• **TASK PROMPT**: Extract every record, keeping each one exactly as it is.

• **RECORD EXCERPTS**:
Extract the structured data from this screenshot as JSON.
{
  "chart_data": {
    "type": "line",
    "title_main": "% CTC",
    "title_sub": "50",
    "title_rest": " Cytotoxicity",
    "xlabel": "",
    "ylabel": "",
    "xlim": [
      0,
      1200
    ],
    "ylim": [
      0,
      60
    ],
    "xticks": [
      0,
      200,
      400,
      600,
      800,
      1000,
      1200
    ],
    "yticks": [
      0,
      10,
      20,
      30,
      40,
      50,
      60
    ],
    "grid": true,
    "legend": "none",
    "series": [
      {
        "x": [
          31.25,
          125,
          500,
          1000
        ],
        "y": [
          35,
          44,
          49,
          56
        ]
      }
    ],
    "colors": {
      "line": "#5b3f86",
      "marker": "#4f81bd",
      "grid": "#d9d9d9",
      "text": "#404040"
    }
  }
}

• **FINAL RESULT**:
Extract the structured data from this screenshot as JSON.
{
  "chart_data": {
    "type": "line",
    "title_main": "% CTC",
    "title_sub": "50",
    "title_rest": " Cytotoxicity",
    "xlabel": "",
    "ylabel": "",
    "xlim": [
      0,
      1200
    ],
    "ylim": [
      0,
      60
    ],
    "xticks": [
      0,
      200,
      400,
      600,
      800,
      1000,
      1200
    ],
    "yticks": [
      0,
      10,
      20,
      30,
      40,
      50,
      60
    ],
    "grid": true,
    "legend": "none",
    "series": [
      {
        "x": [
          31.25,
          125,
          500,
          1000
        ],
        "y": [
          35,
          44,
          49,
          56
        ]
      }
    ],
    "colors": {
      "line": "#5b3f86",
      "marker": "#4f81bd",
      "grid": "#d9d9d9",
      "text": "#404040"
    }
  }
}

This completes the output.